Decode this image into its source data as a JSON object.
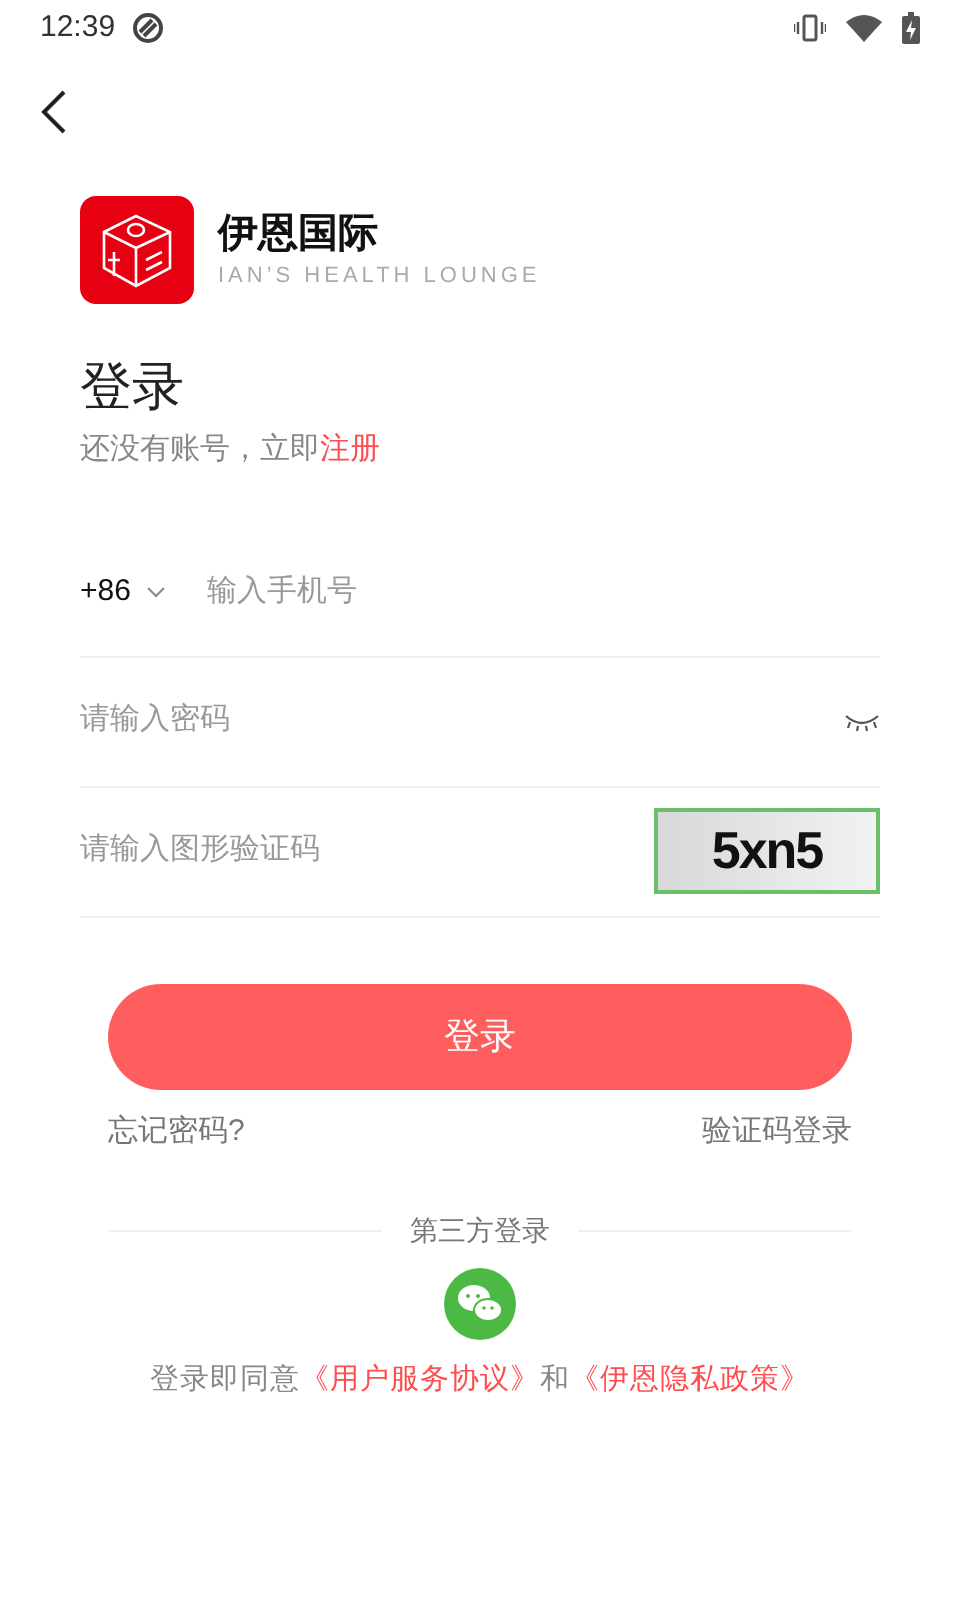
{
  "status_bar": {
    "time": "12:39"
  },
  "brand": {
    "name": "伊恩国际",
    "tagline": "IAN’S HEALTH LOUNGE"
  },
  "title": "登录",
  "register_prompt": {
    "text": "还没有账号，立即",
    "link": "注册"
  },
  "phone": {
    "country_code": "+86",
    "placeholder": "输入手机号"
  },
  "password": {
    "placeholder": "请输入密码",
    "visible": false
  },
  "captcha": {
    "placeholder": "请输入图形验证码",
    "code": "5xn5"
  },
  "login_button": "登录",
  "forgot_link": "忘记密码?",
  "sms_login_link": "验证码登录",
  "third_party_label": "第三方登录",
  "agreement": {
    "text": "登录即同意",
    "link1": "《用户服务协议》",
    "joiner": "和",
    "link2": "《伊恩隐私政策》"
  }
}
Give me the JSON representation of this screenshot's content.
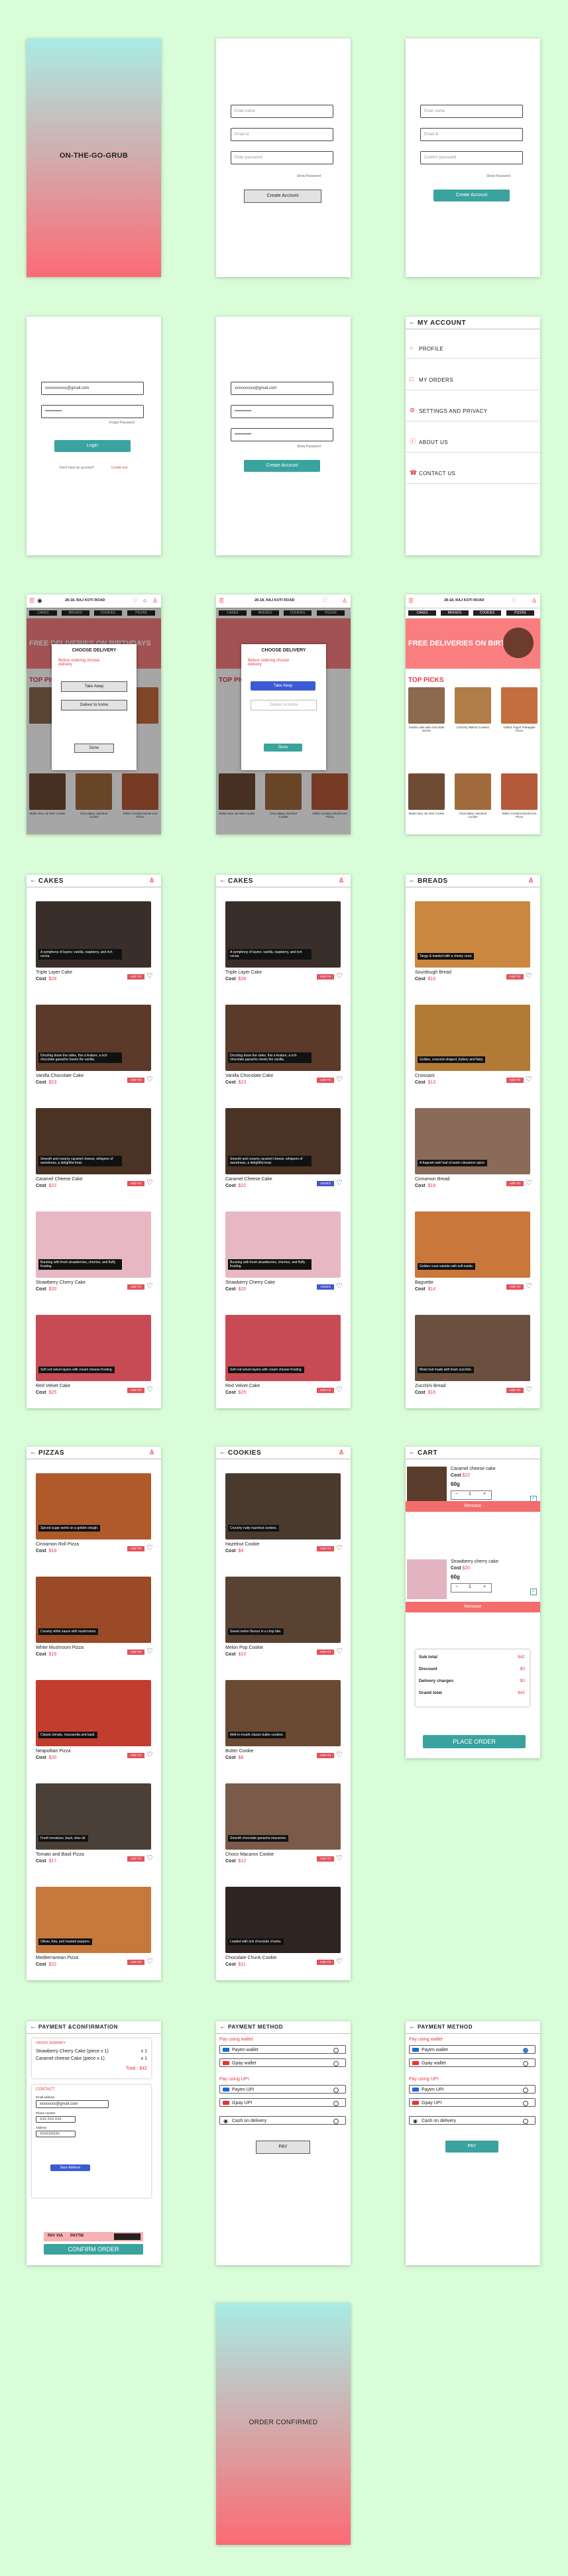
{
  "app": {
    "name": "ON-THE-GO-GRUB"
  },
  "signup": {
    "name": "Enter name",
    "email": "Email id",
    "password": "Enter password",
    "confirm": "Confirm password",
    "show": "Show Password",
    "button": "Create Account"
  },
  "login": {
    "email": "xxxxxxxxxxx@gmail.com",
    "password": "••••••••••••",
    "forgot": "Forgot Password",
    "button": "Login",
    "no_account": "Don't have an account?",
    "create": "Create one"
  },
  "filled_signup": {
    "email": "xxxxxxxxxx@gmail.com",
    "password": "••••••••••••",
    "confirm": "••••••••••••",
    "show": "Show Password",
    "button": "Create Account"
  },
  "account": {
    "title": "MY ACCOUNT",
    "items": [
      {
        "label": "PROFILE",
        "icon": "user-icon"
      },
      {
        "label": "MY ORDERS",
        "icon": "bag-icon"
      },
      {
        "label": "SETTINGS AND PRIVACY",
        "icon": "gear-icon"
      },
      {
        "label": "ABOUT US",
        "icon": "info-icon"
      },
      {
        "label": "CONTACT US",
        "icon": "phone-icon"
      }
    ]
  },
  "home": {
    "delivery_label": "DELIVER TO",
    "location": "28-18, RAJ KOTI ROAD",
    "categories": [
      "CAKES",
      "BREADS",
      "COOKIES",
      "PIZZAS"
    ],
    "banner": "FREE DELIVERIES ON BIRTHDAYS",
    "top_picks": "TOP PICKS",
    "picks": [
      "Vanilla cake with chocolate drizzle",
      "Crunchy Walnut Cookies",
      "Grilled Yogurt Pineapple Pizza",
      "Maker Box Jar Mini Cookie",
      "Chocolatey Hazelnut Cookie",
      "White Crestina Mushroom Pizza"
    ],
    "dialog": {
      "title": "CHOOSE DELIVERY",
      "question": "Before ordering choose delivery",
      "opt1": "Take Away",
      "opt2": "Deliver to home",
      "done": "Done"
    }
  },
  "cakes": {
    "title": "CAKES",
    "cost_label": "Cost",
    "items": [
      {
        "name": "Triple Layer Cake",
        "price": "$28",
        "caption": "A symphony of layers: vanilla, raspberry, and rich cocoa."
      },
      {
        "name": "Vanilla Chocolate Cake",
        "price": "$23",
        "caption": "Drizzling down the sides, this a feature, a rich chocolate ganache meets the vanilla."
      },
      {
        "name": "Caramel Cheese Cake",
        "price": "$22",
        "caption": "Smooth and creamy caramel cheese, whispers of sweetness, a delightful treat."
      },
      {
        "name": "Strawberry Cherry Cake",
        "price": "$20",
        "caption": "Bursting with fresh strawberries, cherries, and fluffy frosting."
      },
      {
        "name": "Red Velvet Cake",
        "price": "$25",
        "caption": "Soft red velvet layers with cream cheese frosting."
      }
    ],
    "add": "ADD TO CART",
    "added": "ADDED"
  },
  "breads": {
    "title": "BREADS",
    "cost_label": "Cost",
    "items": [
      {
        "name": "Sourdough Bread",
        "price": "$10",
        "caption": "Tangy & toasted with a chewy crust."
      },
      {
        "name": "Croissant",
        "price": "$13",
        "caption": "Golden, crescent-shaped, buttery and flaky."
      },
      {
        "name": "Cinnamon Bread",
        "price": "$18",
        "caption": "A fragrant swirl loaf of warm cinnamon spice."
      },
      {
        "name": "Baguette",
        "price": "$14",
        "caption": "Golden crust outside with soft inside."
      },
      {
        "name": "Zucchini Bread",
        "price": "$16",
        "caption": "Moist loaf made with fresh zucchini."
      }
    ],
    "add": "ADD TO CART"
  },
  "pizzas": {
    "title": "PIZZAS",
    "cost_label": "Cost",
    "items": [
      {
        "name": "Cinnamon Roll Pizza",
        "price": "$18",
        "caption": "Spiced sugar swirls on a golden dough."
      },
      {
        "name": "White Mushroom Pizza",
        "price": "$19",
        "caption": "Creamy white sauce with mushrooms."
      },
      {
        "name": "Neapolitan Pizza",
        "price": "$20",
        "caption": "Classic tomato, mozzarella and basil."
      },
      {
        "name": "Tomato and Basil Pizza",
        "price": "$17",
        "caption": "Fresh tomatoes, basil, olive oil."
      },
      {
        "name": "Mediterranean Pizza",
        "price": "$22",
        "caption": "Olives, feta, and roasted peppers."
      }
    ],
    "add": "ADD TO CART"
  },
  "cookies": {
    "title": "COOKIES",
    "cost_label": "Cost",
    "items": [
      {
        "name": "Hazelnut Cookie",
        "price": "$9",
        "caption": "Crunchy nutty hazelnut cookies."
      },
      {
        "name": "Melon Pop Cookie",
        "price": "$10",
        "caption": "Sweet melon flavour in a crisp bite."
      },
      {
        "name": "Butter Cookie",
        "price": "$8",
        "caption": "Melt-in-mouth classic butter cookies."
      },
      {
        "name": "Choco Macaron Cookie",
        "price": "$12",
        "caption": "Smooth chocolate ganache macarons."
      },
      {
        "name": "Chocolate Chunk Cookie",
        "price": "$11",
        "caption": "Loaded with rich chocolate chunks."
      }
    ],
    "add": "ADD TO CART"
  },
  "cart": {
    "title": "CART",
    "items": [
      {
        "name": "Caramel cheese cake",
        "cost": "$22",
        "weight": "60g",
        "qty": "1"
      },
      {
        "name": "Strawberry cherry cake",
        "cost": "$20",
        "weight": "60g",
        "qty": "1"
      }
    ],
    "cost_label": "Cost",
    "remove": "Remove",
    "summary": [
      {
        "label": "Sub total",
        "value": "$42"
      },
      {
        "label": "Discount",
        "value": "$0"
      },
      {
        "label": "Delivery charges",
        "value": "$0"
      },
      {
        "label": "Grand total",
        "value": "$42"
      }
    ],
    "place": "PLACE ORDER"
  },
  "confirmation": {
    "title": "PAYMENT &CONFIRMATION",
    "order_summary": "ORDER SUMMARY",
    "lines": [
      {
        "name": "Strawberry Cherry Cake (piece x 1)",
        "qty": "x 1"
      },
      {
        "name": "Caramel cheese Cake (piece x 1)",
        "qty": "x 1"
      }
    ],
    "total": "Total : $42",
    "contact": "CONTACT",
    "email_label": "Email address",
    "email": "xxxxxxxx@gmail.com",
    "phone_label": "Phone number",
    "phone": "XXX XXX XXX",
    "address_label": "Address",
    "address": "XXXXXXXXX",
    "save": "Save Address",
    "pay_label": "PAY VIA",
    "pay_value": "PAYTM",
    "confirm": "CONFIRM ORDER"
  },
  "payment": {
    "title": "PAYMENT METHOD",
    "wallet": "Pay using wallet",
    "upi": "Pay using UPI",
    "options": {
      "paytm_wallet": "Paytm wallet",
      "gpay_wallet": "Gpay wallet",
      "paytm_upi": "Paytm UPI",
      "gpay_upi": "Gpay UPI",
      "cod": "Cash on delivery"
    },
    "pay": "PAY"
  },
  "confirmed": {
    "text": "ORDER CONFIRMED"
  },
  "colors": {
    "accent": "#e53947",
    "teal": "#3aa39f",
    "banner": "#fa7e80",
    "bg": "#d8fdd8"
  }
}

**TO DO**
Return every line containing "layers".

**TASK RESULT**
        "caption": "A symphony of layers: vanilla, raspberry, and rich cocoa."
        "caption": "Soft red velvet layers with cream cheese frosting."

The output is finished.